■ Collected data ■
━━━━━━━━━━━━━━━━━━━━

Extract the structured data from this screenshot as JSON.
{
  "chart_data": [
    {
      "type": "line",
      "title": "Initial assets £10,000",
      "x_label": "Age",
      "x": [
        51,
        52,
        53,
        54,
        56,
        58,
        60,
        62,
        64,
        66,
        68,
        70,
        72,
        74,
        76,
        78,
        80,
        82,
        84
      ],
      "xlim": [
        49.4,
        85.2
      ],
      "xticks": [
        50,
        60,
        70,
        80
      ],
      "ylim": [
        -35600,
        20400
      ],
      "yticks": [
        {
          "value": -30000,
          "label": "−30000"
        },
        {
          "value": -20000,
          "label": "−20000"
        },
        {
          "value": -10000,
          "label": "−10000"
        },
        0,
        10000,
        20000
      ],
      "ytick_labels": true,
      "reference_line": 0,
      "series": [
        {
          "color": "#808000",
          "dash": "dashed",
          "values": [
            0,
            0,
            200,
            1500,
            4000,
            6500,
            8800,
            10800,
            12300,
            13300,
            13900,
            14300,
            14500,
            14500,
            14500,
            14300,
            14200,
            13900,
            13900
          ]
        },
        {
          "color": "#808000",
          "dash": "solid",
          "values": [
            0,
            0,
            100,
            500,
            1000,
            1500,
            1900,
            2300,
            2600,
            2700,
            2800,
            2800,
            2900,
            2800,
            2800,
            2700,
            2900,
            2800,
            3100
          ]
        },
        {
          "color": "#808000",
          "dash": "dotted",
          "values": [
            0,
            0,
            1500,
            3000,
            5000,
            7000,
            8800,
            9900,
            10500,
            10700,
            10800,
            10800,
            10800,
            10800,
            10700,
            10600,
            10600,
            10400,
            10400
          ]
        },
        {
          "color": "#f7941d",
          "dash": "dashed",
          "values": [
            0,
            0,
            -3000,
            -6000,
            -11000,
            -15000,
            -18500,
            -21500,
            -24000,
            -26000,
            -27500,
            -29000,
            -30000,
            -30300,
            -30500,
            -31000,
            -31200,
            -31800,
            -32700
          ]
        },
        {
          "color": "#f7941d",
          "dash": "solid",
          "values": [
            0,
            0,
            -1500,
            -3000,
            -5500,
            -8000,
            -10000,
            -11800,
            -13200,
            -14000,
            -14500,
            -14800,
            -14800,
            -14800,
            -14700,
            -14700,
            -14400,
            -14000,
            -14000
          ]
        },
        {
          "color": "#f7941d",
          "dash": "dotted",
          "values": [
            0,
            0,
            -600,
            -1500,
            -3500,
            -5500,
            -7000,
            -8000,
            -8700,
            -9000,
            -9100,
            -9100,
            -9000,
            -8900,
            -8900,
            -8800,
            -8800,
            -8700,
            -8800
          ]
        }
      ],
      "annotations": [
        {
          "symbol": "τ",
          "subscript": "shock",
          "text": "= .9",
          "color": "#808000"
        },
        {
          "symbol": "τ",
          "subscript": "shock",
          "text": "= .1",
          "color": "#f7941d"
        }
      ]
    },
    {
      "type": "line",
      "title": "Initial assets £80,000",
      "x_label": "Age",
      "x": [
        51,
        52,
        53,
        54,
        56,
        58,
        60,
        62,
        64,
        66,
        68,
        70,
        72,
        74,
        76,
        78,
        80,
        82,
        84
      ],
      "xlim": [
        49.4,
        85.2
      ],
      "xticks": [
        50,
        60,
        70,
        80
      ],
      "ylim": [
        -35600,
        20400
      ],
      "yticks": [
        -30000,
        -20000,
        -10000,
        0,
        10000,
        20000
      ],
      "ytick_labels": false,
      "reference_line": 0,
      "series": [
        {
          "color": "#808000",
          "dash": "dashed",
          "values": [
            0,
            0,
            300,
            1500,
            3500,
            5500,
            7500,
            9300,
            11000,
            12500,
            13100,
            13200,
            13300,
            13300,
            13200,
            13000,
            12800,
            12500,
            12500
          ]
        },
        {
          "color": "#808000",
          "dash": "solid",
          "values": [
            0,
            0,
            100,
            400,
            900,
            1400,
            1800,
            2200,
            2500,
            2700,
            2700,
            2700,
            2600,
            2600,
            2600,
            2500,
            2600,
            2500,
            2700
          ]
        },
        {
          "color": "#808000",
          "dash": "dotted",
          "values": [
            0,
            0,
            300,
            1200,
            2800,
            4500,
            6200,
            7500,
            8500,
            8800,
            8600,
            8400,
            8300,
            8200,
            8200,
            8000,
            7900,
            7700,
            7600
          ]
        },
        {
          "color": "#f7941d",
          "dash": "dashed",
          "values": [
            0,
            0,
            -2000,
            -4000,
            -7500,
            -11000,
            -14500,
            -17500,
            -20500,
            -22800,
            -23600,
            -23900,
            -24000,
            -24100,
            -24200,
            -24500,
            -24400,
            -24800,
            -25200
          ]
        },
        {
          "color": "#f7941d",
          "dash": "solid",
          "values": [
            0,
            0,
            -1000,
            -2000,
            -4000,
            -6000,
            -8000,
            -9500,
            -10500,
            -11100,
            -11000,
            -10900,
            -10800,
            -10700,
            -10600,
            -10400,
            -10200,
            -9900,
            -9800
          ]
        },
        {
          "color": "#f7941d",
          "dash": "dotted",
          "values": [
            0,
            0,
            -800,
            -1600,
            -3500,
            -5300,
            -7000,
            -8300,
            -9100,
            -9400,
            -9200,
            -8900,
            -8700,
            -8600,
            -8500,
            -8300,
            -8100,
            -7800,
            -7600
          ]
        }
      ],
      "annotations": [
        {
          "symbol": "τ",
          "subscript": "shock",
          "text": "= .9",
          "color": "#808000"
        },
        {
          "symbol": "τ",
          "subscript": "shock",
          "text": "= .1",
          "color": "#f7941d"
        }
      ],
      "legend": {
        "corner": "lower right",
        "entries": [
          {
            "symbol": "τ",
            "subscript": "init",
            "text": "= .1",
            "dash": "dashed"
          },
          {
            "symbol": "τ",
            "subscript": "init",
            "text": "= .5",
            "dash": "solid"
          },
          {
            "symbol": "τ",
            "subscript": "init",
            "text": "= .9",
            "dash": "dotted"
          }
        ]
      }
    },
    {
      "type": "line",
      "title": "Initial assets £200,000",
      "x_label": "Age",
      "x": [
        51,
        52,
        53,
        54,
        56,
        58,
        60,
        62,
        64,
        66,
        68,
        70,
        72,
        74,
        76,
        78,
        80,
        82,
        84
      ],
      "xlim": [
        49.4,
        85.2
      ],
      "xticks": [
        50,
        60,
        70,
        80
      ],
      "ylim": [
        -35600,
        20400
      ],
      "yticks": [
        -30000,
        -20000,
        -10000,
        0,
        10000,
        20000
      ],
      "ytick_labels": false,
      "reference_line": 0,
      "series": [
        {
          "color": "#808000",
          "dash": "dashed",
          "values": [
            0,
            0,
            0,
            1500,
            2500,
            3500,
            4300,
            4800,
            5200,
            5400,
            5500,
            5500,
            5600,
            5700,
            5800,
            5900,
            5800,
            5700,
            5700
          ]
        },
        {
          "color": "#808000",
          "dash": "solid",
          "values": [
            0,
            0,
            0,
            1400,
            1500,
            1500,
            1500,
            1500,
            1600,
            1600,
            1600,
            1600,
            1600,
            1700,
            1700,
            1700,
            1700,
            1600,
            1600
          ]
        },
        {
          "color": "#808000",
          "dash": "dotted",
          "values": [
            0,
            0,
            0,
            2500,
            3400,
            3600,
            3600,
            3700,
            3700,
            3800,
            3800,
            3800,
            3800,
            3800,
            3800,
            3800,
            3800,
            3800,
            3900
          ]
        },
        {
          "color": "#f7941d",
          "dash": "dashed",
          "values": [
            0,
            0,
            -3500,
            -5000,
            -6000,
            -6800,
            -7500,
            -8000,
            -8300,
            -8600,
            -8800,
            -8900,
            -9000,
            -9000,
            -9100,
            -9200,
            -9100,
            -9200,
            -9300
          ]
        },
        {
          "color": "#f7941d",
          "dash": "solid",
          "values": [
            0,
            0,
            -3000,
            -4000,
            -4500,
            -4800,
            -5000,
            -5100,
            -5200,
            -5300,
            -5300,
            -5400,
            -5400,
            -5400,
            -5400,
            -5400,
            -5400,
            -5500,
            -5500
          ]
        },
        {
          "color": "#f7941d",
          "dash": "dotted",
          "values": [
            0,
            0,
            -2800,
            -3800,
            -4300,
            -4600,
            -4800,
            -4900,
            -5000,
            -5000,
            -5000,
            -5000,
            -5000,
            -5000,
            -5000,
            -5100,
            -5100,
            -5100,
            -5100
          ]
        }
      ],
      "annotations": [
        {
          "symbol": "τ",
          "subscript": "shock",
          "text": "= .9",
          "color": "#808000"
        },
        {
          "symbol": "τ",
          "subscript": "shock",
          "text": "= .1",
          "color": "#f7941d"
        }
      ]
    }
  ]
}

━━━━━━━━━━━━━━━━━━━━

■ Directions ■
Using the listing above, pull out all lines that hold the word "title".

■ Exercise response ■
      "title": "Initial assets £10,000",
      "title": "Initial assets £80,000",
      "title": "Initial assets £200,000",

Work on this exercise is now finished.